## To be done
[A] Using the passage on concolic partial order reduction, rewrite the portion starting with "Systematic state space" and going on through "in finding bugs.", changing "bugs" to "defects".
[B] For each statement, say whether it agrees with the passage on concolic partial order reduction, answering yes or no and quoting the deciding words: (i) data nondeterminism comes from the possible values that variables may take; (ii) DPOR handles data nondeterminism efficiently; (iii) modern DPOR tools account for errors caused by compiler/CPU reorderings.
### Provided passage
Optimal Concolic Dynamic Partial Order Reduction

Systematic state space exploration for concurrent software involves exploring both concurrency nondeterminism and data nondeterminism. Concurrency nondeterminism arises out of the possible orders in which threads or processes can be scheduled or messages delivered; data nondeterminism arises out of the possible values that variables may take. Both sources are important in finding bugs.

There are orthogonal techniques to handle each source in the context of dynamic (or stateless) model checking. Dynamic partial order reduction (DPOR) [29, 30, 6, 48, 45] handles concurrency nondeterminism efficiently by maintaining scheduling constraints along an execution, and exploring distinct schedules if and only if the corresponding constraints lead to non-equivalent executions. Modern DPOR tools explore the concurrency space optimally [6, 45] and also account for errors caused by compiler/CPU reorderings [8, 5, 48, 56].
######
### Data lines
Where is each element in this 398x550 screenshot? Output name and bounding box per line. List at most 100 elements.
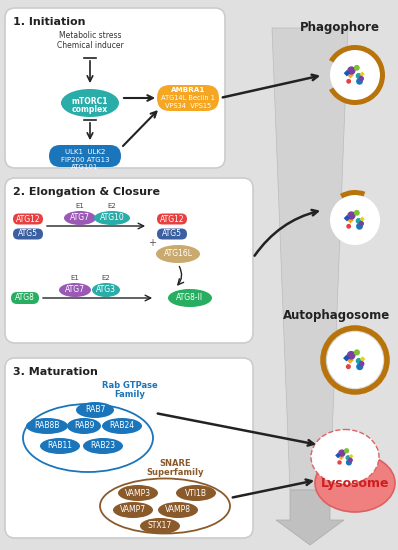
######
## The answers
[A]
Systematic state space exploration for concurrent software involves exploring both concurrency nondeterminism and data nondeterminism. Concurrency nondeterminism arises out of the possible orders in which threads or processes can be scheduled or messages delivered; data nondeterminism arises out of the possible values that variables may take. Both sources are important in finding defects.

[B]
(i) Yes: "data nondeterminism arises out of the possible values that variables may take"
(ii) No: "Dynamic partial order reduction (DPOR) [29, 30, 6, 48, 45] handles concurrency nondeterminism efficiently"
(iii) Yes: "Modern DPOR tools explore the concurrency space optimally [6, 45] and also account for errors caused by compiler/CPU reorderings"